Return only the lines starting at the line that contains "Output a JSON" and ending with the final line of the listing; include both endpoints.
* * *
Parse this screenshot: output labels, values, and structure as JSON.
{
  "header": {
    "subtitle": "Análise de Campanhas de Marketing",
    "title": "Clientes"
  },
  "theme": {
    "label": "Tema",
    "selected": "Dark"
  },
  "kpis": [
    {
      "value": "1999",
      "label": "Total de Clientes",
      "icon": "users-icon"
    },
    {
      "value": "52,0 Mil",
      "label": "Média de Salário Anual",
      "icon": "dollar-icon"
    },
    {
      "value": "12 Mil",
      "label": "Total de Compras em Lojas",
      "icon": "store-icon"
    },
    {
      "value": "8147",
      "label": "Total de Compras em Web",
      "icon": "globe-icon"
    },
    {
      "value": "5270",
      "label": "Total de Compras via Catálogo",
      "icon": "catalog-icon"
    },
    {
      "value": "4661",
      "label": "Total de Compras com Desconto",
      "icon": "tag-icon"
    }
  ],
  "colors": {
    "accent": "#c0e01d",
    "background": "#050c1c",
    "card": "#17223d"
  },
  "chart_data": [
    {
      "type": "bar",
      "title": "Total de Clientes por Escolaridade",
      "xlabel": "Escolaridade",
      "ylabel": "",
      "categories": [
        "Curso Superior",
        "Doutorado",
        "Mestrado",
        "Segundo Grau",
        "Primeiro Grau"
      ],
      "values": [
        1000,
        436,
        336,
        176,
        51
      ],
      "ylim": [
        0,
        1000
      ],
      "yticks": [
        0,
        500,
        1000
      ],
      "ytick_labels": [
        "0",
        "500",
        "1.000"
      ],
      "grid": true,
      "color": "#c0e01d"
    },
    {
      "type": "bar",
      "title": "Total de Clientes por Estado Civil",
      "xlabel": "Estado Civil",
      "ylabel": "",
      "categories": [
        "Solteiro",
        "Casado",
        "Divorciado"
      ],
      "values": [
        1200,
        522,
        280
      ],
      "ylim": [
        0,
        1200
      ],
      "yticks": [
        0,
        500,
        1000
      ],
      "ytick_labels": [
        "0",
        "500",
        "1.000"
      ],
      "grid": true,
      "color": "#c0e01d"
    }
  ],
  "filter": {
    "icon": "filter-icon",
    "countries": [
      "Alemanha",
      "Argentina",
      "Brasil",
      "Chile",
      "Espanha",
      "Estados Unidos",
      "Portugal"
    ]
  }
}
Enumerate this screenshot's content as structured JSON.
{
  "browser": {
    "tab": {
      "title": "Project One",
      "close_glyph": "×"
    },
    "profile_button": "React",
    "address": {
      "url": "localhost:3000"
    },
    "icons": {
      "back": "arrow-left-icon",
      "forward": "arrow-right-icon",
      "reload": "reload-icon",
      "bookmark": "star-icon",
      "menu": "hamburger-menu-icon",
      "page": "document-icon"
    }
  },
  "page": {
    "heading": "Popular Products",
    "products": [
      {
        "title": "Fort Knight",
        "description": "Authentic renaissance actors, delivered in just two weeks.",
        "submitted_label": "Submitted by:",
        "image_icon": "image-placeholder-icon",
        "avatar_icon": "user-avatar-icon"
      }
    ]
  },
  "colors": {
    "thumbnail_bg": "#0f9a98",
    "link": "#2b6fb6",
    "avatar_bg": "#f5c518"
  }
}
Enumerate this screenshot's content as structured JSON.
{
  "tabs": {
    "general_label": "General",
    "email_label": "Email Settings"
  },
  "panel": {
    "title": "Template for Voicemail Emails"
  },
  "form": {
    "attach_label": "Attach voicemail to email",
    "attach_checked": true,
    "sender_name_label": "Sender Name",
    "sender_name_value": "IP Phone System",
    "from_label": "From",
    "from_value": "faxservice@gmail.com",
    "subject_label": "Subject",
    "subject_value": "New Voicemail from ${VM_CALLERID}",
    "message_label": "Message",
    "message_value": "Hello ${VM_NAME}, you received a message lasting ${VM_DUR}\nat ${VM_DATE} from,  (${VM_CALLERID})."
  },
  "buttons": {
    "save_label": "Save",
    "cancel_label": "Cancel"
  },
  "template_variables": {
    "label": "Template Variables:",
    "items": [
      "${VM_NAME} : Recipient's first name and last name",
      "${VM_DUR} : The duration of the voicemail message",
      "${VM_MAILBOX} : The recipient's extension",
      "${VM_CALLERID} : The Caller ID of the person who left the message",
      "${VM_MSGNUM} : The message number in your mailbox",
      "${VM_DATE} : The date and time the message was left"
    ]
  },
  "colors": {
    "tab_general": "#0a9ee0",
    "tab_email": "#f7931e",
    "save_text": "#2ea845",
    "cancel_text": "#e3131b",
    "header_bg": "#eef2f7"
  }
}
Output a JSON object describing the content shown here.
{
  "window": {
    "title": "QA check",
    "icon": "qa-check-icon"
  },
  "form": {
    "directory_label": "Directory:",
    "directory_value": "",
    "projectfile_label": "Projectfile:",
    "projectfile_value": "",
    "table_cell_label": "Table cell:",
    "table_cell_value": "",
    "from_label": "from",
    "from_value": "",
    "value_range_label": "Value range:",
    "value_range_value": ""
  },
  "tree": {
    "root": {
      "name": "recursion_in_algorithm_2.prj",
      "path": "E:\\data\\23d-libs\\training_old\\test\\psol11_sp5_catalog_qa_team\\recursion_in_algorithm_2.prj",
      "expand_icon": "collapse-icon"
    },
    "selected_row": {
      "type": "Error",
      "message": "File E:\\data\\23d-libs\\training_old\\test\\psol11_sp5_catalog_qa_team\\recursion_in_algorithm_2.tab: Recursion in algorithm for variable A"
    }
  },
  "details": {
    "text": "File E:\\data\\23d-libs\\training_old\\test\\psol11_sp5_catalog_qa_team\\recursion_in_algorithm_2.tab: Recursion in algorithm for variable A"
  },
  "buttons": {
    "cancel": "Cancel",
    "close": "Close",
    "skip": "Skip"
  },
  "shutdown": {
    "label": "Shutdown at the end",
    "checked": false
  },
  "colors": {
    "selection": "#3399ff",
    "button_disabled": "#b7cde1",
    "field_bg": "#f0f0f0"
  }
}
* * *
- The response
Output a JSON object describing the content shown here.
{
  "window": {
    "title": "QA check",
    "icon": "qa-check-icon"
  },
  "form": {
    "directory_label": "Directory:",
    "directory_value": "",
    "projectfile_label": "Projectfile:",
    "projectfile_value": "",
    "table_cell_label": "Table cell:",
    "table_cell_value": "",
    "from_label": "from",
    "from_value": "",
    "value_range_label": "Value range:",
    "value_range_value": ""
  },
  "tree": {
    "root": {
      "name": "recursion_in_algorithm_2.prj",
      "path": "E:\\data\\23d-libs\\training_old\\test\\psol11_sp5_catalog_qa_team\\recursion_in_algorithm_2.prj",
      "expand_icon": "collapse-icon"
    },
    "selected_row": {
      "type": "Error",
      "message": "File E:\\data\\23d-libs\\training_old\\test\\psol11_sp5_catalog_qa_team\\recursion_in_algorithm_2.tab: Recursion in algorithm for variable A"
    }
  },
  "details": {
    "text": "File E:\\data\\23d-libs\\training_old\\test\\psol11_sp5_catalog_qa_team\\recursion_in_algorithm_2.tab: Recursion in algorithm for variable A"
  },
  "buttons": {
    "cancel": "Cancel",
    "close": "Close",
    "skip": "Skip"
  },
  "shutdown": {
    "label": "Shutdown at the end",
    "checked": false
  },
  "colors": {
    "selection": "#3399ff",
    "button_disabled": "#b7cde1",
    "field_bg": "#f0f0f0"
  }
}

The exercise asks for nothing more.